## Extracted data
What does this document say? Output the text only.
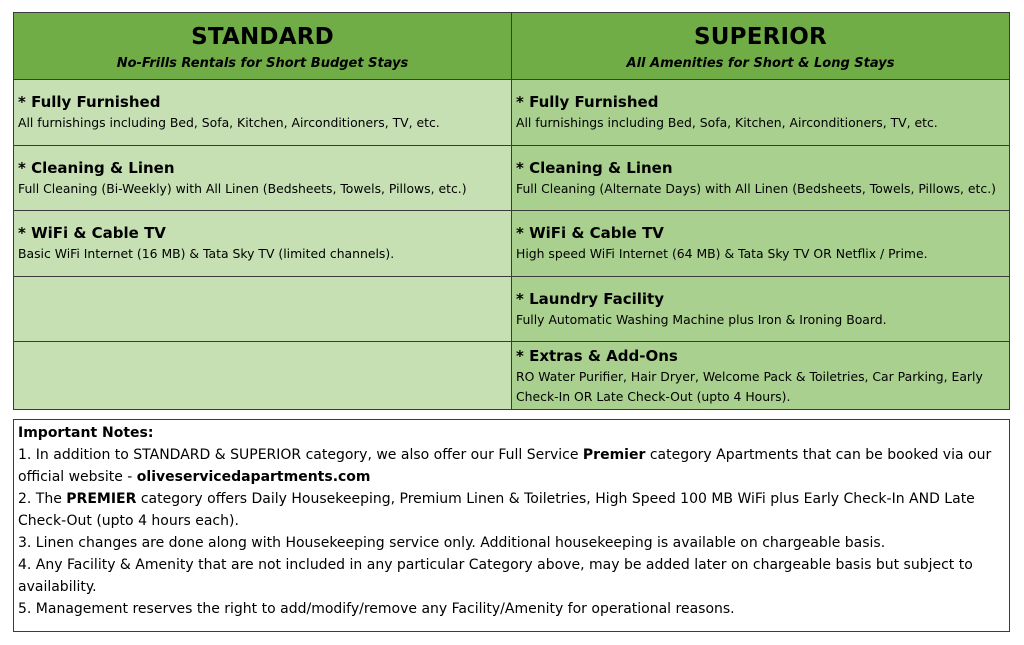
STANDARD
No-Frills Rentals for Short Budget Stays
SUPERIOR
All Amenities for Short & Long Stays
* Fully Furnished
All furnishings including Bed, Sofa, Kitchen, Airconditioners, TV, etc.
* Fully Furnished
All furnishings including Bed, Sofa, Kitchen, Airconditioners, TV, etc.
* Cleaning & Linen
Full Cleaning (Bi-Weekly) with All Linen (Bedsheets, Towels, Pillows, etc.)
* Cleaning & Linen
Full Cleaning (Alternate Days) with All Linen (Bedsheets, Towels, Pillows, etc.)
* WiFi & Cable TV
Basic WiFi Internet (16 MB) & Tata Sky TV (limited channels).
* WiFi & Cable TV
High speed WiFi Internet (64 MB) & Tata Sky TV OR Netflix / Prime.
* Laundry Facility
Fully Automatic Washing Machine plus Iron & Ironing Board.
* Extras & Add-Ons
RO Water Purifier, Hair Dryer, Welcome Pack & Toiletries, Car Parking, Early Check-In OR Late Check-Out (upto 4 Hours).
Important Notes:
1. In addition to STANDARD & SUPERIOR category, we also offer our Full Service Premier category Apartments that can be booked via our official website - oliveservicedapartments.com
2. The PREMIER category offers Daily Housekeeping, Premium Linen & Toiletries, High Speed 100 MB WiFi plus Early Check-In AND Late Check-Out (upto 4 hours each).
3. Linen changes are done along with Housekeeping service only. Additional housekeeping is available on chargeable basis.
4. Any Facility & Amenity that are not included in any particular Category above, may be added later on chargeable basis but subject to availability.
5. Management reserves the right to add/modify/remove any Facility/Amenity for operational reasons.
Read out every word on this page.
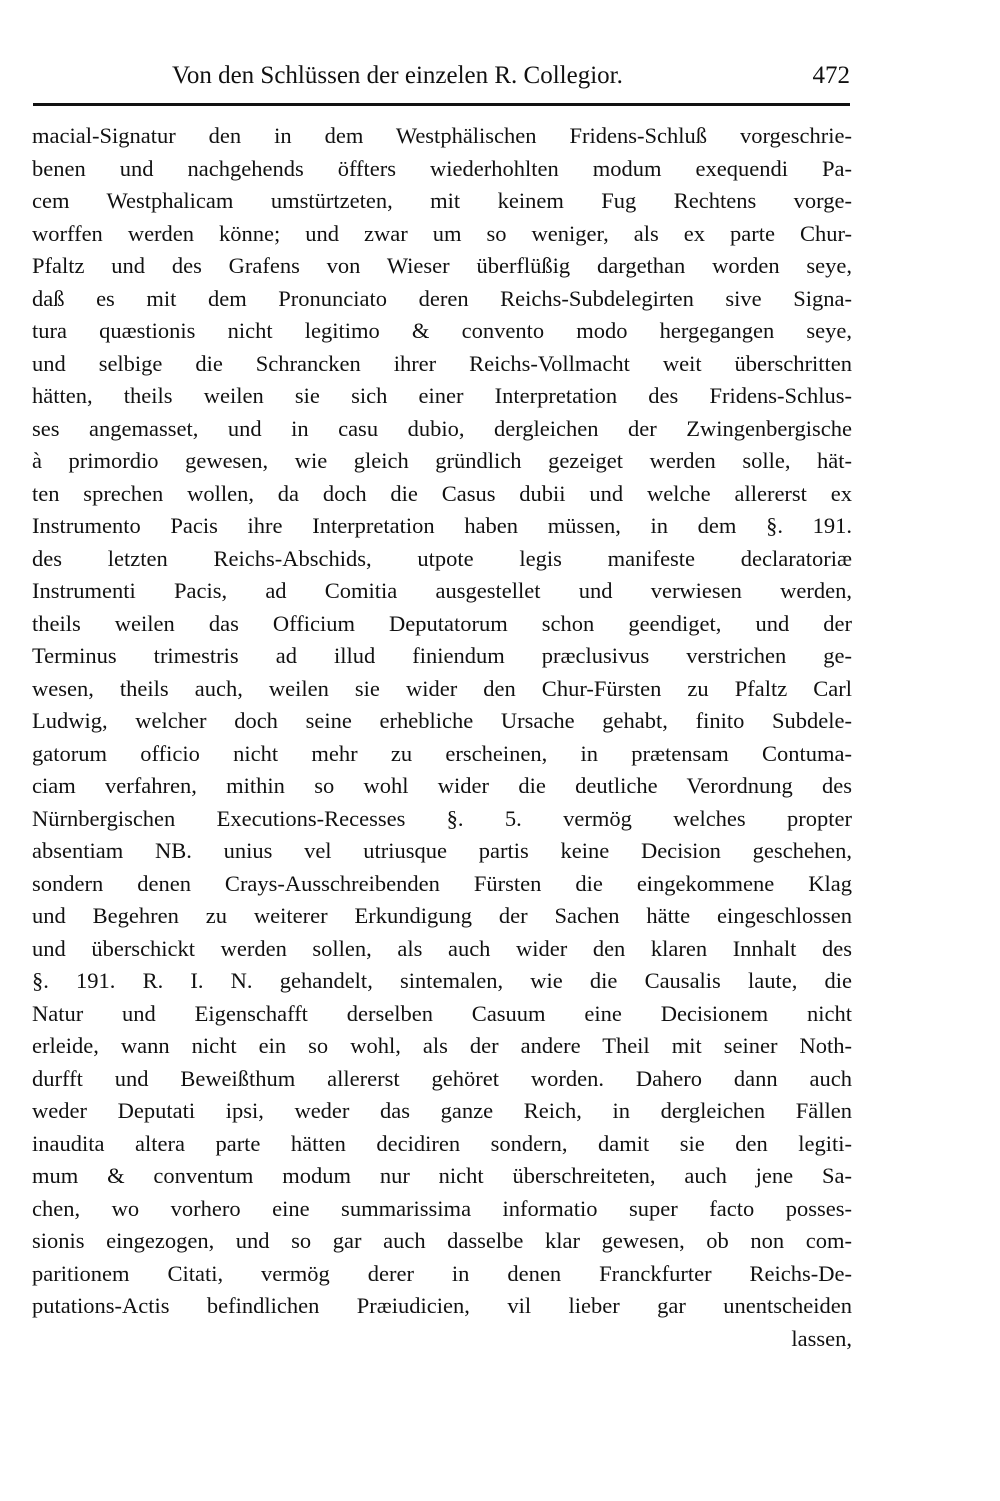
Von den Schlüssen der einzelen R. Collegior.	472
macial-Signatur den in dem Westphälischen Fridens-Schluß vorgeschrie-
benen und nachgehends öffters wiederhohlten modum exequendi Pa-
cem Westphalicam umstürtzeten, mit keinem Fug Rechtens vorge-
worffen werden könne; und zwar um so weniger, als ex parte Chur-
Pfaltz und des Grafens von Wieser überflüßig dargethan worden seye,
daß es mit dem Pronunciato deren Reichs-Subdelegirten sive Signa-
tura quæstionis nicht legitimo & convento modo hergegangen seye,
und selbige die Schrancken ihrer Reichs-Vollmacht weit überschritten
hätten, theils weilen sie sich einer Interpretation des Fridens-Schlus-
ses angemasset, und in casu dubio, dergleichen der Zwingenbergische
à primordio gewesen, wie gleich gründlich gezeiget werden solle, hät-
ten sprechen wollen, da doch die Casus dubii und welche allererst ex
Instrumento Pacis ihre Interpretation haben müssen, in dem §. 191.
des letzten Reichs-Abschids, utpote legis manifeste declaratoriæ
Instrumenti Pacis, ad Comitia ausgestellet und verwiesen werden,
theils weilen das Officium Deputatorum schon geendiget, und der
Terminus trimestris ad illud finiendum præclusivus verstrichen ge-
wesen, theils auch, weilen sie wider den Chur-Fürsten zu Pfaltz Carl
Ludwig, welcher doch seine erhebliche Ursache gehabt, finito Subdele-
gatorum officio nicht mehr zu erscheinen, in prætensam Contuma-
ciam verfahren, mithin so wohl wider die deutliche Verordnung des
Nürnbergischen Executions-Recesses §. 5. vermög welches propter
absentiam NB. unius vel utriusque partis keine Decision geschehen,
sondern denen Crays-Ausschreibenden Fürsten die eingekommene Klag
und Begehren zu weiterer Erkundigung der Sachen hätte eingeschlossen
und überschickt werden sollen, als auch wider den klaren Innhalt des
§. 191. R. I. N. gehandelt, sintemalen, wie die Causalis laute, die
Natur und Eigenschafft derselben Casuum eine Decisionem nicht
erleide, wann nicht ein so wohl, als der andere Theil mit seiner Noth-
durfft und Beweißthum allererst gehöret worden. Dahero dann auch
weder Deputati ipsi, weder das ganze Reich, in dergleichen Fällen
inaudita altera parte hätten decidiren sondern, damit sie den legiti-
mum & conventum modum nur nicht überschreiteten, auch jene Sa-
chen, wo vorhero eine summarissima informatio super facto posses-
sionis eingezogen, und so gar auch dasselbe klar gewesen, ob non com-
paritionem Citati, vermög derer in denen Franckfurter Reichs-De-
putations-Actis befindlichen Præiudicien, vil lieber gar unentscheiden
lassen,
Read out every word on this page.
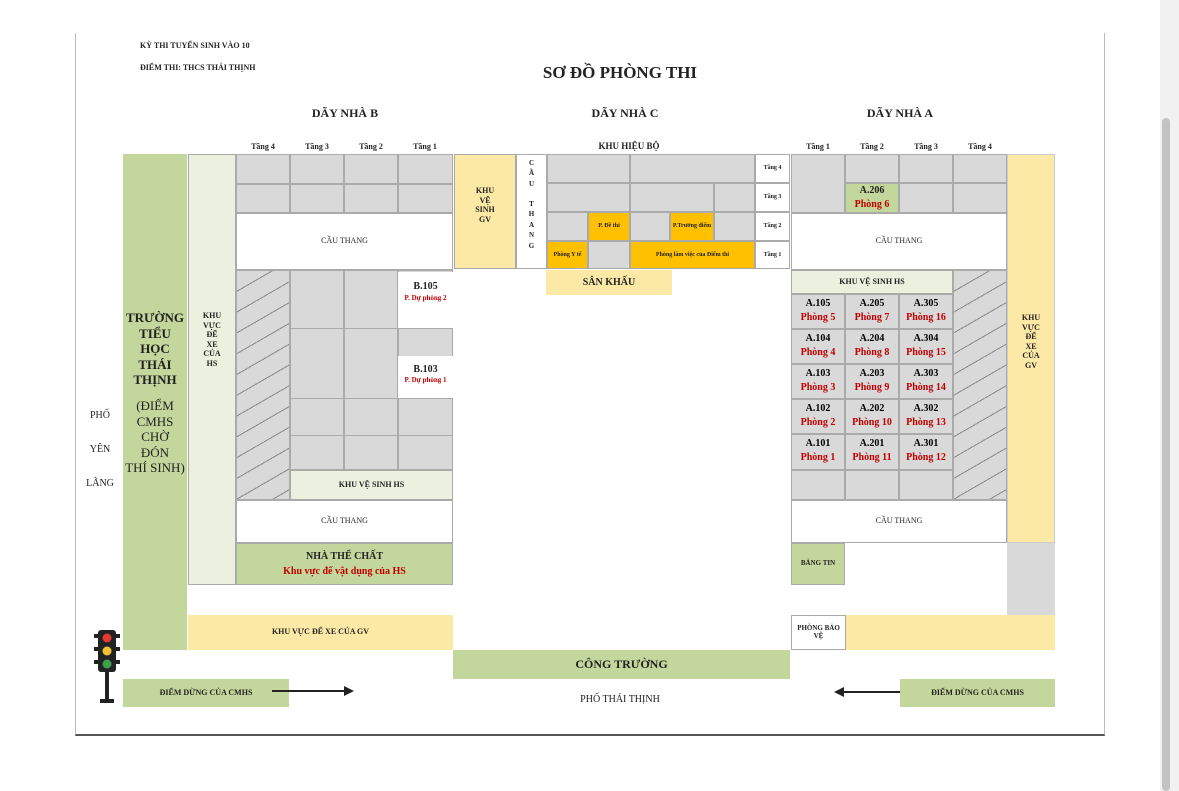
KỲ THI TUYỂN SINH VÀO 10
ĐIỂM THI: THCS THÁI THỊNH	SƠ ĐỒ PHÒNG THI
DÃY NHÀ B	DÃY NHÀ C	DÃY NHÀ A
Tầng 4	Tầng 3	Tầng 2	Tầng 1	Tầng 1	Tầng 2	Tầng 3	Tầng 4
PHỐ
YÊN
LÃNG
TRƯỜNG
TIỂU
HỌC
THÁI
THỊNH
(ĐIỂM
CMHS
CHỜ
ĐÓN
THÍ SINH)
KHU
VỰC
ĐỂ
XE
CỦA
HS
CẦU THANG
B.105
P. Dự phòng 2
B.103
P. Dự phòng 1
KHU VỆ SINH HS
CẦU THANG
NHÀ THỂ CHẤT
Khu vực để vật dụng của HS
KHU VỰC ĐỂ XE CỦA GV
KHU HIỆU BỘ
KHU
VỆ
SINH
GV
C
Ầ
U
T
H
A
N
G
P. Đề thi	P.Trưởng điểm
Phòng Y tế	Phòng làm việc của Điểm thi
Tầng 4
Tầng 3
Tầng 2
Tầng 1
SÂN KHẤU
CÔNG TRƯỜNG
PHỐ THÁI THỊNH
A.206
Phòng 6
CẦU THANG
KHU VỆ SINH HS
A.105
Phòng 5
A.205
Phòng 7
A.305
Phòng 16
A.104
Phòng 4
A.204
Phòng 8
A.304
Phòng 15
A.103
Phòng 3
A.203
Phòng 9
A.303
Phòng 14
A.102
Phòng 2
A.202
Phòng 10
A.302
Phòng 13
A.101
Phòng 1
A.201
Phòng 11
A.301
Phòng 12
CẦU THANG
BẢNG TIN
PHÒNG BẢO VỆ
KHU
VỰC
ĐỂ
XE
CỦA
GV
ĐIỂM DỪNG CỦA CMHS	ĐIỂM DỪNG CỦA CMHS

## What you are asked to do
In the material above, tally every line with the string "Fridens" in it, then give that number alone.

## Output for this exercise
2